**Written problem**:
Keep only the lines where "release" appears.

___ Supplied information

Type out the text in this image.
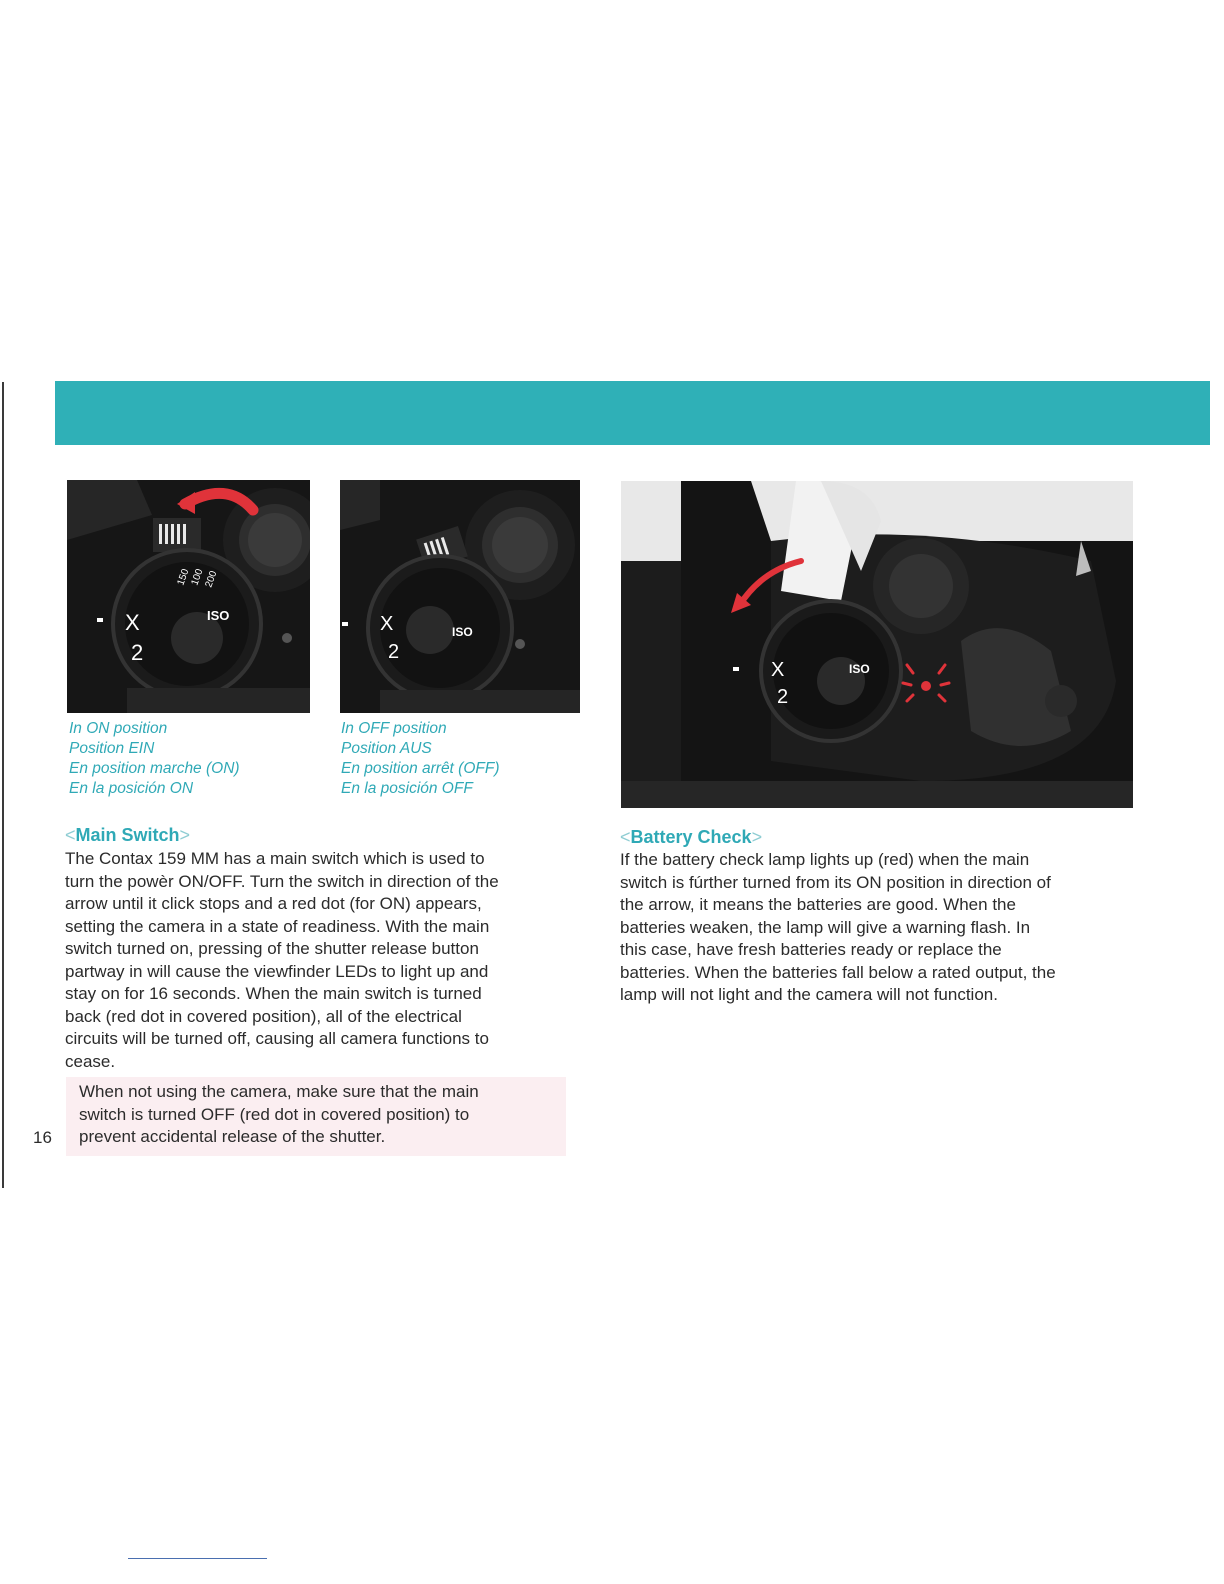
ISO
150
100
200
X
2
ISO
X
2
ISO
X
2

In ON position
Position EIN
En position marche (ON)
En la posición ON

In OFF position
Position AUS
En position arrêt (OFF)
En la posición OFF

<Main Switch>

The Contax 159 MM has a main switch which is used to
turn the powèr ON/OFF. Turn the switch in direction of the
arrow until it click stops and a red dot (for ON) appears,
setting the camera in a state of readiness. With the main
switch turned on, pressing of the shutter release button
partway in will cause the viewfinder LEDs to light up and
stay on for 16 seconds. When the main switch is turned
back (red dot in covered position), all of the electrical
circuits will be turned off, causing all camera functions to
cease.

When not using the camera, make sure that the main
switch is turned OFF (red dot in covered position) to
prevent accidental release of the shutter.

<Battery Check>

If the battery check lamp lights up (red) when the main
switch is fúrther turned from its ON position in direction of
the arrow, it means the batteries are good. When the
batteries weaken, the lamp will give a warning flash. In
this case, have fresh batteries ready or replace the
batteries. When the batteries fall below a rated output, the
lamp will not light and the camera will not function.

16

______

**Task response**:
switch turned on, pressing of the shutter release button
prevent accidental release of the shutter.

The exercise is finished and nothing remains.